WORK INSTRUCTIONS:
Take each line containing the word "Flow" and copy it.

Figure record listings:
-=-=-
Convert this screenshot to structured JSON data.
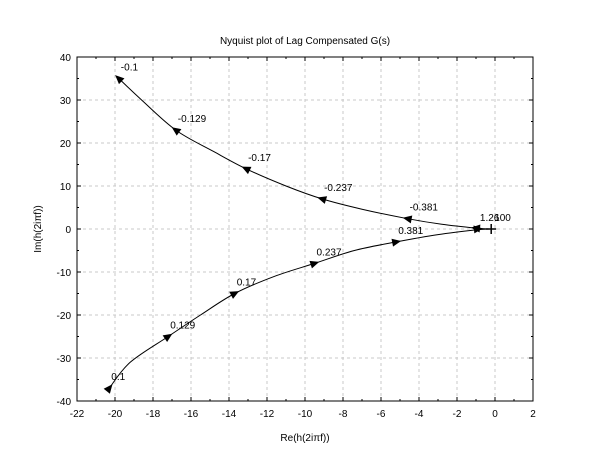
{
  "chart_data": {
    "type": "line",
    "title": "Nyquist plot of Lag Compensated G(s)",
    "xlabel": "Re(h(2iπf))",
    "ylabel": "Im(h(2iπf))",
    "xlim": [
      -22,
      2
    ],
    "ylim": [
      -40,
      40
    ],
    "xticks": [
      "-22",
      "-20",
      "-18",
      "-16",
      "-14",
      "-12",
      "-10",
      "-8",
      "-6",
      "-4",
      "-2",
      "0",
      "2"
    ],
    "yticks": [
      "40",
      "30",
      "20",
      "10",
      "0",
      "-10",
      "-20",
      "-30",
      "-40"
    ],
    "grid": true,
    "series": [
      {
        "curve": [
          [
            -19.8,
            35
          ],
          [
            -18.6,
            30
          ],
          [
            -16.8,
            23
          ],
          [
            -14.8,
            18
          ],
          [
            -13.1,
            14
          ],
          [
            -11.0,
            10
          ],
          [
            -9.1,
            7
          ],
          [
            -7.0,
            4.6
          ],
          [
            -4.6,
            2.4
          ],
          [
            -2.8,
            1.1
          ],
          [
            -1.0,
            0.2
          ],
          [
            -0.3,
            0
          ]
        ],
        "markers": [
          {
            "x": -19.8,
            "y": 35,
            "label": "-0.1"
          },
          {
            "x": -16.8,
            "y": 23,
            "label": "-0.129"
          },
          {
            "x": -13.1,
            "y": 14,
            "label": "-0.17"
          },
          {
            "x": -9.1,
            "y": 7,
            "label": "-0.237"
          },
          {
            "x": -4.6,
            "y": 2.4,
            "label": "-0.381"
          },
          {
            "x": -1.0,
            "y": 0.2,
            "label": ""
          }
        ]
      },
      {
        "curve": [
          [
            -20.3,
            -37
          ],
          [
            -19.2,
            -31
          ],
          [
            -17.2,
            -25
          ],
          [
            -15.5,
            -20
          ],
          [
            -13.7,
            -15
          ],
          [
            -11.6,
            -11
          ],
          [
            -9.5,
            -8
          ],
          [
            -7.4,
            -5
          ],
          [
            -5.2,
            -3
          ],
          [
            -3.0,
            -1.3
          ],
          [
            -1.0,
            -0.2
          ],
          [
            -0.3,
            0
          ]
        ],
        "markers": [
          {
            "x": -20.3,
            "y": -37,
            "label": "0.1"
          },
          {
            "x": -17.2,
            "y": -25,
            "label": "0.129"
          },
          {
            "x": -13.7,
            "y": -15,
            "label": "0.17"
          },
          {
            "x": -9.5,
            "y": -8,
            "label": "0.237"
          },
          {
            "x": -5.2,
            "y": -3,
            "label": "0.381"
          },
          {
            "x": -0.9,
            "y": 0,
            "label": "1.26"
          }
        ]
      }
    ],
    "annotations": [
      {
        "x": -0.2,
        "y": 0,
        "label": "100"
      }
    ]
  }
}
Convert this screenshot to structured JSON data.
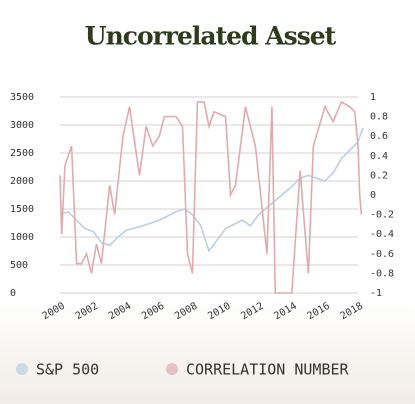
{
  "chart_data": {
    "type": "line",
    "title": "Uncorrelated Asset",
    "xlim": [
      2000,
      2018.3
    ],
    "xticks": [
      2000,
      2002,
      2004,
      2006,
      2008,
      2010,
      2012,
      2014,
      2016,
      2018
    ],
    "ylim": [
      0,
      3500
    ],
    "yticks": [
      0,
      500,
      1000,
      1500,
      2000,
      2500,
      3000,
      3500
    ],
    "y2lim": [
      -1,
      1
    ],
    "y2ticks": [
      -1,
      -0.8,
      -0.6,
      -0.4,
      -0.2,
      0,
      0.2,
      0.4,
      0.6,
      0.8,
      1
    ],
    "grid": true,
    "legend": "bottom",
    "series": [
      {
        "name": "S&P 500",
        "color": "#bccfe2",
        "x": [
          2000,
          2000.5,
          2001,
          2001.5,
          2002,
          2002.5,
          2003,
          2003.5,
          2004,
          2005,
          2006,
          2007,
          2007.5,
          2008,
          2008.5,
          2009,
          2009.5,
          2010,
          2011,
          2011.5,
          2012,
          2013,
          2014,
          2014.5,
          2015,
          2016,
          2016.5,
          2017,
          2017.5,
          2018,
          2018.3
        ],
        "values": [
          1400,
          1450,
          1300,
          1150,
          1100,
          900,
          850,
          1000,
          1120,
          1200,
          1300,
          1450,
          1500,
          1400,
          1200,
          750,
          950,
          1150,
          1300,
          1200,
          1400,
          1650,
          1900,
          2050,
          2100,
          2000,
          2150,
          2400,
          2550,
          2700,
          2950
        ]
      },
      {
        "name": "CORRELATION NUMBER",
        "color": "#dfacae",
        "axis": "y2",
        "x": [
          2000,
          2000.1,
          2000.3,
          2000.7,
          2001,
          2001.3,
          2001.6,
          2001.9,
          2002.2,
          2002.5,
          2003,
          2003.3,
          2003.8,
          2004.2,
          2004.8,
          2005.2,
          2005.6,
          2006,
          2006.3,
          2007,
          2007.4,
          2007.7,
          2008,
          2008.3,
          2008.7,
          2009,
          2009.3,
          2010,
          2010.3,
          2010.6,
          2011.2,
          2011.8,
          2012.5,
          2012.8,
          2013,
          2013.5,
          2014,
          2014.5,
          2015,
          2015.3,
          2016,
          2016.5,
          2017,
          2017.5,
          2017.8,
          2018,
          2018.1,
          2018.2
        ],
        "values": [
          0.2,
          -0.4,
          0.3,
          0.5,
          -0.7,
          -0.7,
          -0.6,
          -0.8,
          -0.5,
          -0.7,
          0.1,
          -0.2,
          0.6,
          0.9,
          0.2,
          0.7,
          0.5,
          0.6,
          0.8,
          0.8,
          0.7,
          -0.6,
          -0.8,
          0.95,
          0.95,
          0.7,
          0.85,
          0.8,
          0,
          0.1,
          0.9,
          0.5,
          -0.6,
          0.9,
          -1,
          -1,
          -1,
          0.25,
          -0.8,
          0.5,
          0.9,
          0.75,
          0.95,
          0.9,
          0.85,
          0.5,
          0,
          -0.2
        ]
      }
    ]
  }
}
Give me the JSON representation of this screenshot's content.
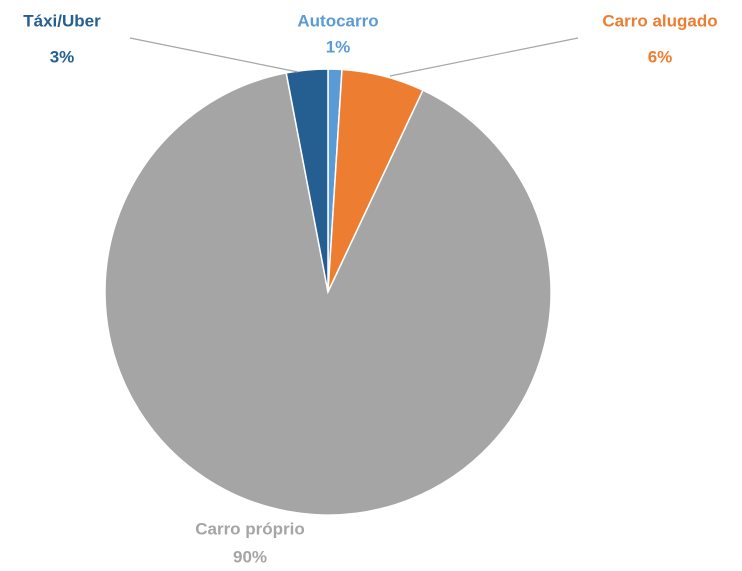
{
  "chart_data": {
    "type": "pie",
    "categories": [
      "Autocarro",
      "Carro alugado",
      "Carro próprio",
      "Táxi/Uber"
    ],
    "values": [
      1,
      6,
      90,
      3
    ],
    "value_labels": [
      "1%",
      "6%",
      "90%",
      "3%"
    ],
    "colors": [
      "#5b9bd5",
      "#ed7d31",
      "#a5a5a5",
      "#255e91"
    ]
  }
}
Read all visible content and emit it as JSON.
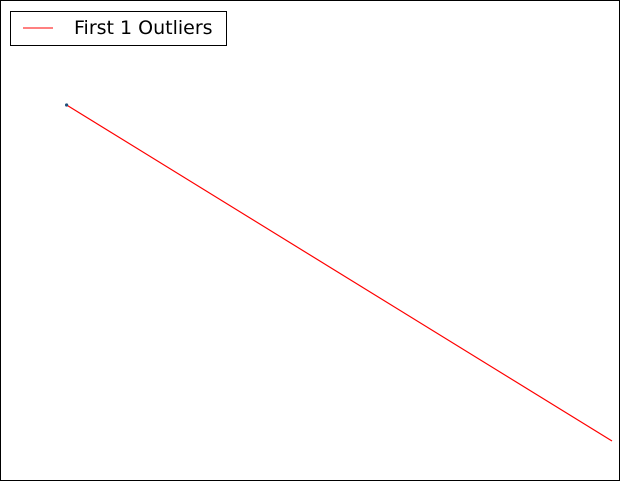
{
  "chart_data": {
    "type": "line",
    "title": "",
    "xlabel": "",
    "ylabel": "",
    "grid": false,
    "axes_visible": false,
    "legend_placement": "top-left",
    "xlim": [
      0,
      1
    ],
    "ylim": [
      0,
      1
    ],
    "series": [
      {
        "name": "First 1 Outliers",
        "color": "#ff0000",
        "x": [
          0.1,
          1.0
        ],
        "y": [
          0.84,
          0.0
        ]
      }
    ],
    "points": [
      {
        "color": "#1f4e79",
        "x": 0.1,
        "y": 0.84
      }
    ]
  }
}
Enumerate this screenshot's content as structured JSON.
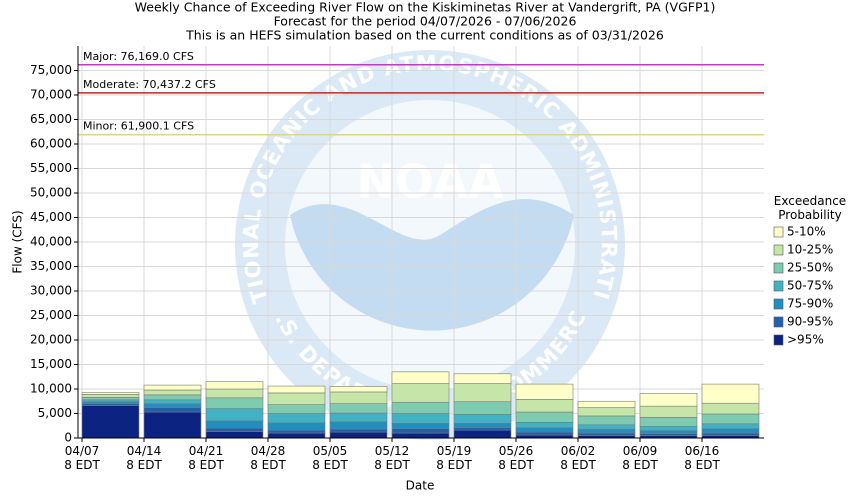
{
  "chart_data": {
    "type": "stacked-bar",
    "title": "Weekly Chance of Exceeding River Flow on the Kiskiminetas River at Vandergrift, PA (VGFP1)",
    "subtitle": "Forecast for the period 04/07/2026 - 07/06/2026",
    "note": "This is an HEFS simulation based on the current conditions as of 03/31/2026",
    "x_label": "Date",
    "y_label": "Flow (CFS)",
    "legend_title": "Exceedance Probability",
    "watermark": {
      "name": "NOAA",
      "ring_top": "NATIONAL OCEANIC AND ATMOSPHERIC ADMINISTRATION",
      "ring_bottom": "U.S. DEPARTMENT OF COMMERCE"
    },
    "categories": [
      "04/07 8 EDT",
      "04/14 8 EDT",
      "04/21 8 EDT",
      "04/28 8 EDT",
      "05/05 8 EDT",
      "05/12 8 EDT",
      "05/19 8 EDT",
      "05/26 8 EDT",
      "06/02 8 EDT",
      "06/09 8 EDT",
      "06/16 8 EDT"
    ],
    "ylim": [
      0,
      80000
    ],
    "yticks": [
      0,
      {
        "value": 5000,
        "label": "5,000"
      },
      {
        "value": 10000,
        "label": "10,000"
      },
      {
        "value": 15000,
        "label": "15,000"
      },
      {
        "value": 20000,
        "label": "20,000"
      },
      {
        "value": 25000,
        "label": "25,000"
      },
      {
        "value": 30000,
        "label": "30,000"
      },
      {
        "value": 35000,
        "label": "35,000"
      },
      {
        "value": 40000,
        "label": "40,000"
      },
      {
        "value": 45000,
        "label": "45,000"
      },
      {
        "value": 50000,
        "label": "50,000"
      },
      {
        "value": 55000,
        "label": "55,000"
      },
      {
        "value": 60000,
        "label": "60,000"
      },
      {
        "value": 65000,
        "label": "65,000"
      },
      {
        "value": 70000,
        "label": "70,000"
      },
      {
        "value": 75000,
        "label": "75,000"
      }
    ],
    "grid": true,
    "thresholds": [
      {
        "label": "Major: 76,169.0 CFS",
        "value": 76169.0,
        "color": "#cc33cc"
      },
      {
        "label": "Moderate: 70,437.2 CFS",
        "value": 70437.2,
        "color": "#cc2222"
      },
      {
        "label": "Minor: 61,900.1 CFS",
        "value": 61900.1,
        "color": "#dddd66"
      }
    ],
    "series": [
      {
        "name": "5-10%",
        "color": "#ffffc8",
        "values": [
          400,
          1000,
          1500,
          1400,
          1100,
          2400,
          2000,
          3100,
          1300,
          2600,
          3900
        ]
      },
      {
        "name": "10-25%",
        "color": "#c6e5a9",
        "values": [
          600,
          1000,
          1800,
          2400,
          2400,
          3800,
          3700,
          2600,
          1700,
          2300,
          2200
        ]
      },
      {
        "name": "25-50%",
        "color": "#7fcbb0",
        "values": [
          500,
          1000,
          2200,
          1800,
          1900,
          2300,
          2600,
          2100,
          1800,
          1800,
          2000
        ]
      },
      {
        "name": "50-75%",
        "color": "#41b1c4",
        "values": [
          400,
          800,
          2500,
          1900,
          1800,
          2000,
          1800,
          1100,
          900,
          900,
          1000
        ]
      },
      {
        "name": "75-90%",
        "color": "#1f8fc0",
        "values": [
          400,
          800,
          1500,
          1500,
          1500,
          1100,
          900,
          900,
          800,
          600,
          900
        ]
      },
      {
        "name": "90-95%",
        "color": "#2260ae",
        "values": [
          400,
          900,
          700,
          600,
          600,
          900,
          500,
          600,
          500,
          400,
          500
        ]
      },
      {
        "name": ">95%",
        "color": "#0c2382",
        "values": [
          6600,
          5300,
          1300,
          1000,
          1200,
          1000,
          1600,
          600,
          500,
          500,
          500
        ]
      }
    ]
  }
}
-=-=-
FULL OUTPUT:
    "title": "Weekly Chance of Exceeding River Flow on the Kiskiminetas River at Vandergrift, PA (VGFP1)",
    "y_label": "Flow (CFS)",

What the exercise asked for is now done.